Written request: Reproduce the lines below verbatim, starting at the line that contains "depot-item-label: Scale Test: [229, 566, 292, 578]" and ending at the line that contains "562, 440, 578]", with both of those lines included.

Task material:
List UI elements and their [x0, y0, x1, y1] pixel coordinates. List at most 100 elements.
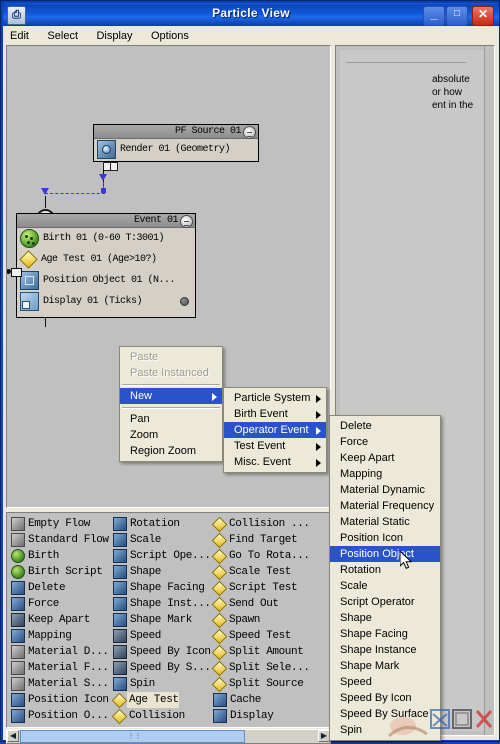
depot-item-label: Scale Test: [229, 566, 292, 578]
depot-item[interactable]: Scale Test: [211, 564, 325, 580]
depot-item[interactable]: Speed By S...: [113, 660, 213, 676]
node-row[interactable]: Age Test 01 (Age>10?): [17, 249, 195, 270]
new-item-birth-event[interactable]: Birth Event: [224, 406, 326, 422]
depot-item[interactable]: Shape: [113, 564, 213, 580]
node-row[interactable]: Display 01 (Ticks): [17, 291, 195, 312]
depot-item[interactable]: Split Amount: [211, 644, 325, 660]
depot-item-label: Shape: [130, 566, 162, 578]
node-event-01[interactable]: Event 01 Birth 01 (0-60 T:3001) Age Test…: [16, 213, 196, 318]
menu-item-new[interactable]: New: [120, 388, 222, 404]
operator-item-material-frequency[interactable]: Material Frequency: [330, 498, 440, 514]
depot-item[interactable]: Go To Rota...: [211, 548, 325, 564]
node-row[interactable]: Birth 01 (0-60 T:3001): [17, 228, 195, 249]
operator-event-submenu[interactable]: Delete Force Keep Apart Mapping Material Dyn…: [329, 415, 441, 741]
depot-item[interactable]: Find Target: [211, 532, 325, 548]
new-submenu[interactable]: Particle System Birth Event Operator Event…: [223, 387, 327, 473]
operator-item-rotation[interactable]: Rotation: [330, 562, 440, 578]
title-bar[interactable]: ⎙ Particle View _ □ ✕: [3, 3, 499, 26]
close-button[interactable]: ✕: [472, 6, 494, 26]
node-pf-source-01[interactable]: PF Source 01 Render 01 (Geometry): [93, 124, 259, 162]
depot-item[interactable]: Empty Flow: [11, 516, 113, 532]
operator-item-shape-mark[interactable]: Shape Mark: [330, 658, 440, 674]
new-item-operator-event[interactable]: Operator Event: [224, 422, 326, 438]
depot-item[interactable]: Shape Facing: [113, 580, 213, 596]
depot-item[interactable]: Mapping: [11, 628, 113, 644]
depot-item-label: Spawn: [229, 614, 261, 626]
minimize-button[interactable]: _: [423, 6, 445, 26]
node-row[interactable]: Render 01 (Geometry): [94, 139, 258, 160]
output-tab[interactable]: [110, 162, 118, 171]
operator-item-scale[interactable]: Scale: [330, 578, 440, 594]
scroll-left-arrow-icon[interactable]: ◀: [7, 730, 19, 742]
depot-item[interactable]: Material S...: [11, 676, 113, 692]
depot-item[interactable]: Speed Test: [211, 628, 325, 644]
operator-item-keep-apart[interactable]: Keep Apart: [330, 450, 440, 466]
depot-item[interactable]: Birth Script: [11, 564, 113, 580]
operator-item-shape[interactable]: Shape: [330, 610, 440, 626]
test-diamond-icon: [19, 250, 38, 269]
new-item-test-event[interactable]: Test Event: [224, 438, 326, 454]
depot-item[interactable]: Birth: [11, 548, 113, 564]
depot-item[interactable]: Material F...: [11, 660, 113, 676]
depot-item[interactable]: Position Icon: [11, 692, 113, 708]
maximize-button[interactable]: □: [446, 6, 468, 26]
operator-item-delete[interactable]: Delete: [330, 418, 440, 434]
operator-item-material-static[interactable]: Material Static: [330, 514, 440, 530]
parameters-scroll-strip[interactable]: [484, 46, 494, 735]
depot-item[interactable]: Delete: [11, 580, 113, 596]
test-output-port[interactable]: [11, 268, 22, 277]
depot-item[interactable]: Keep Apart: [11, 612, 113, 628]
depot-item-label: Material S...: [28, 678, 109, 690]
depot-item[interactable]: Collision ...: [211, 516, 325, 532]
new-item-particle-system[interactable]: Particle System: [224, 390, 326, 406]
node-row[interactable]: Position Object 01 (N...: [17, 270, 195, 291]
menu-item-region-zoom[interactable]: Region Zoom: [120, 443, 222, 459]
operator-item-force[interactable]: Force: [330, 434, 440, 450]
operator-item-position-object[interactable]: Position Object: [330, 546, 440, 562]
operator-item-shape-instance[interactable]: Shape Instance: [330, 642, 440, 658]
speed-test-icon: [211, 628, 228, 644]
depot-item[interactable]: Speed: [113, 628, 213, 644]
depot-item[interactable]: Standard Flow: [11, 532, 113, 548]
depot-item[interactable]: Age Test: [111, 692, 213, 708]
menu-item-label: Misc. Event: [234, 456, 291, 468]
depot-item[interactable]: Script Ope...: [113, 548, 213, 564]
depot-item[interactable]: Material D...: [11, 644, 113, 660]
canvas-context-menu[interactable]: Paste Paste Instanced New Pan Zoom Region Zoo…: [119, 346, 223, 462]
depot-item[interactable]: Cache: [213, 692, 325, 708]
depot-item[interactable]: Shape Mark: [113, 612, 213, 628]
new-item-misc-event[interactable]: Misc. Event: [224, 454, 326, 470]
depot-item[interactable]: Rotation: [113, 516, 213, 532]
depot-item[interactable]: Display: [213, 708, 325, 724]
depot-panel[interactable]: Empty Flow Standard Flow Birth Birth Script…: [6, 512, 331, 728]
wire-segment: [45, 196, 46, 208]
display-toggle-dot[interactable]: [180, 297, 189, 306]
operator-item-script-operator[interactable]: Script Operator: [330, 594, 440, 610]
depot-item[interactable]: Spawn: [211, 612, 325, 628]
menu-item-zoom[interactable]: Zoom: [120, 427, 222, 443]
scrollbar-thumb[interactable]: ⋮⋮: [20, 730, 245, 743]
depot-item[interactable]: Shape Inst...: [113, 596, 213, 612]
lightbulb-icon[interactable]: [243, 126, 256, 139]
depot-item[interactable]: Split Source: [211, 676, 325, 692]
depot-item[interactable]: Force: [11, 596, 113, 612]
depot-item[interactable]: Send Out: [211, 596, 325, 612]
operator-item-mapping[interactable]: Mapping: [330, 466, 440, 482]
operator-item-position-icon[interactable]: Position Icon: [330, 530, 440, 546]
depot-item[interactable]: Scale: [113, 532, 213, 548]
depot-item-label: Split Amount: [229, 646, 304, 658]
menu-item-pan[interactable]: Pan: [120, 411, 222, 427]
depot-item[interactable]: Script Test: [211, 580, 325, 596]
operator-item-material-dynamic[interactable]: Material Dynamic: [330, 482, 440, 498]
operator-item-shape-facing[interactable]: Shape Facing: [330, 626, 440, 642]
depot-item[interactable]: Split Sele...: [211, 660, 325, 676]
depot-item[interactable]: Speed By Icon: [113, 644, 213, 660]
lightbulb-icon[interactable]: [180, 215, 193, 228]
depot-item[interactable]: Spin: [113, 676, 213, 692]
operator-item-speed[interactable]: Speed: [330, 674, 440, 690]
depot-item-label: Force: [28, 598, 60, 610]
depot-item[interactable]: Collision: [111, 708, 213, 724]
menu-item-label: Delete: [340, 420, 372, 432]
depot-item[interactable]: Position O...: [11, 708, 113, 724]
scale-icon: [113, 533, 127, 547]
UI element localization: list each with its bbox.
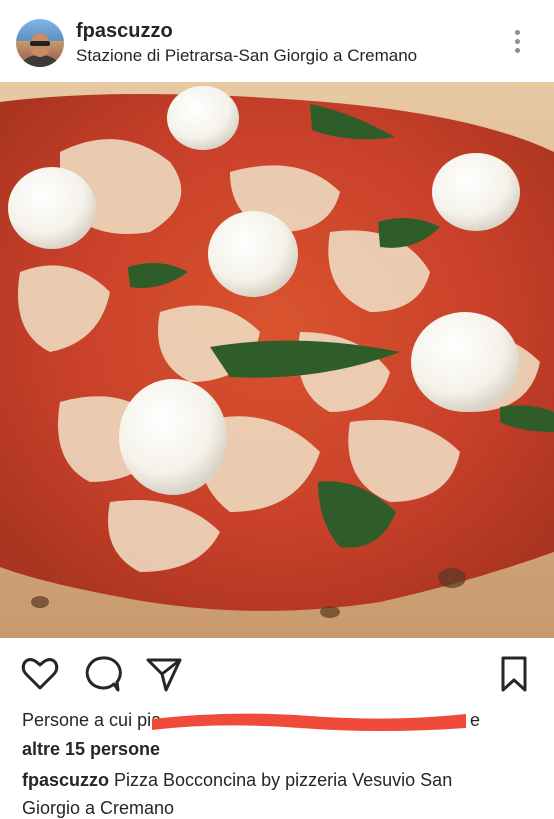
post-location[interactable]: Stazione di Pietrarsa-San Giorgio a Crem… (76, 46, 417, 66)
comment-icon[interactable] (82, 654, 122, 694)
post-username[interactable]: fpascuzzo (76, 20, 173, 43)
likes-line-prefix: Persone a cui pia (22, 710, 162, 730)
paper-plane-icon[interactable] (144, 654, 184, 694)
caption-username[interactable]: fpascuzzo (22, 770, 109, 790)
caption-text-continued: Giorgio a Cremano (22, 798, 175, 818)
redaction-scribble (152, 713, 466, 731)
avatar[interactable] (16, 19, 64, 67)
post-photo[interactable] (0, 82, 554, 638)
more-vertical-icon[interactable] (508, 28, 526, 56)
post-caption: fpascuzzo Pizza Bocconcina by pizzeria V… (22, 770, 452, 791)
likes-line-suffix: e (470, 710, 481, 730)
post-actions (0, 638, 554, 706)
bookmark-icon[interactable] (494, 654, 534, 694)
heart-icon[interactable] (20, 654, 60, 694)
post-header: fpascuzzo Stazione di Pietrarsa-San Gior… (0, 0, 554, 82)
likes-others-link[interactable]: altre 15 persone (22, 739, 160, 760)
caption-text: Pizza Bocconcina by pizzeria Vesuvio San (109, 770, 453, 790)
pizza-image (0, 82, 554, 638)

Result of the exercise:
depot-item-label: Scale Test: [229, 566, 292, 578]
depot-item[interactable]: Scale Test: [211, 564, 325, 580]
depot-item[interactable]: Speed By S...: [113, 660, 213, 676]
node-row[interactable]: Age Test 01 (Age>10?): [17, 249, 195, 270]
new-item-birth-event[interactable]: Birth Event: [224, 406, 326, 422]
depot-item[interactable]: Shape: [113, 564, 213, 580]
node-row[interactable]: Display 01 (Ticks): [17, 291, 195, 312]
depot-item[interactable]: Split Amount: [211, 644, 325, 660]
depot-item-label: Shape: [130, 566, 162, 578]
node-event-01[interactable]: Event 01 Birth 01 (0-60 T:3001) Age Test…: [16, 213, 196, 318]
menu-item-new[interactable]: New: [120, 388, 222, 404]
operator-item-material-frequency[interactable]: Material Frequency: [330, 498, 440, 514]
depot-item[interactable]: Go To Rota...: [211, 548, 325, 564]
node-row[interactable]: Birth 01 (0-60 T:3001): [17, 228, 195, 249]
operator-event-submenu[interactable]: Delete Force Keep Apart Mapping Material Dyn…: [329, 415, 441, 741]
depot-item[interactable]: Find Target: [211, 532, 325, 548]
new-submenu[interactable]: Particle System Birth Event Operator Event…: [223, 387, 327, 473]
operator-item-rotation[interactable]: Rotation: [330, 562, 440, 578]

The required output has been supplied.